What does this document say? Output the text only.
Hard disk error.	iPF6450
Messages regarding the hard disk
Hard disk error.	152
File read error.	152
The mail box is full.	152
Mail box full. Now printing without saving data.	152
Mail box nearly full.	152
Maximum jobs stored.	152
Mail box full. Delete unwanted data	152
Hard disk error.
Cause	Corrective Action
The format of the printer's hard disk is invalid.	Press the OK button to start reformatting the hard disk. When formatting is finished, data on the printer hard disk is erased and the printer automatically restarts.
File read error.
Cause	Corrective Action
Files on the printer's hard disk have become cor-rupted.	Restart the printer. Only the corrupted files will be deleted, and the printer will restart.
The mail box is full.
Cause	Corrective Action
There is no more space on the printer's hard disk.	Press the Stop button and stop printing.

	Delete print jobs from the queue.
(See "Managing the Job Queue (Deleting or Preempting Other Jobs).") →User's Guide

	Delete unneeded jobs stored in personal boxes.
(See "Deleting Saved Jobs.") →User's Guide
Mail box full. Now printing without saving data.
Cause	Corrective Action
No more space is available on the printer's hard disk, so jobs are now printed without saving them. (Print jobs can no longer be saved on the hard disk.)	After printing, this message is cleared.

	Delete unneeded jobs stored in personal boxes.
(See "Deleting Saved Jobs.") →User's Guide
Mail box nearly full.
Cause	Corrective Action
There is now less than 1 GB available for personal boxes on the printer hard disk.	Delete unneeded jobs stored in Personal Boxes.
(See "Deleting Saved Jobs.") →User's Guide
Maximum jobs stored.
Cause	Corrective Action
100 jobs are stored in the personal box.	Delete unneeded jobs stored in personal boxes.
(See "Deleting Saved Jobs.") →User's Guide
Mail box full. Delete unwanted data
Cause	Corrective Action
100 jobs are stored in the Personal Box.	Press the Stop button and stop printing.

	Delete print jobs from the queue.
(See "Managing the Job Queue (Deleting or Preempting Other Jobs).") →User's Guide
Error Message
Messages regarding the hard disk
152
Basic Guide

# WRITTEN REQUEST
Take the entries above and transcribe them exactly.

# SOLVED EXERCISE
What does this document say? Output the text only.
Hard disk error.	iPF6450
Messages regarding the hard disk
Hard disk error.	152
File read error.	152
The mail box is full.	152
Mail box full. Now printing without saving data.	152
Mail box nearly full.	152
Maximum jobs stored.	152
Mail box full. Delete unwanted data	152
Hard disk error.
Cause	Corrective Action
The format of the printer's hard disk is invalid.	Press the OK button to start reformatting the hard disk. When formatting is finished, data on the printer hard disk is erased and the printer automatically restarts.
File read error.
Cause	Corrective Action
Files on the printer's hard disk have become cor-rupted.	Restart the printer. Only the corrupted files will be deleted, and the printer will restart.
The mail box is full.
Cause	Corrective Action
There is no more space on the printer's hard disk.	Press the Stop button and stop printing.

	Delete print jobs from the queue.
(See "Managing the Job Queue (Deleting or Preempting Other Jobs).") →User's Guide

	Delete unneeded jobs stored in personal boxes.
(See "Deleting Saved Jobs.") →User's Guide
Mail box full. Now printing without saving data.
Cause	Corrective Action
No more space is available on the printer's hard disk, so jobs are now printed without saving them. (Print jobs can no longer be saved on the hard disk.)	After printing, this message is cleared.

	Delete unneeded jobs stored in personal boxes.
(See "Deleting Saved Jobs.") →User's Guide
Mail box nearly full.
Cause	Corrective Action
There is now less than 1 GB available for personal boxes on the printer hard disk.	Delete unneeded jobs stored in Personal Boxes.
(See "Deleting Saved Jobs.") →User's Guide
Maximum jobs stored.
Cause	Corrective Action
100 jobs are stored in the personal box.	Delete unneeded jobs stored in personal boxes.
(See "Deleting Saved Jobs.") →User's Guide
Mail box full. Delete unwanted data
Cause	Corrective Action
100 jobs are stored in the Personal Box.	Press the Stop button and stop printing.

	Delete print jobs from the queue.
(See "Managing the Job Queue (Deleting or Preempting Other Jobs).") →User's Guide
Error Message
Messages regarding the hard disk
152
Basic Guide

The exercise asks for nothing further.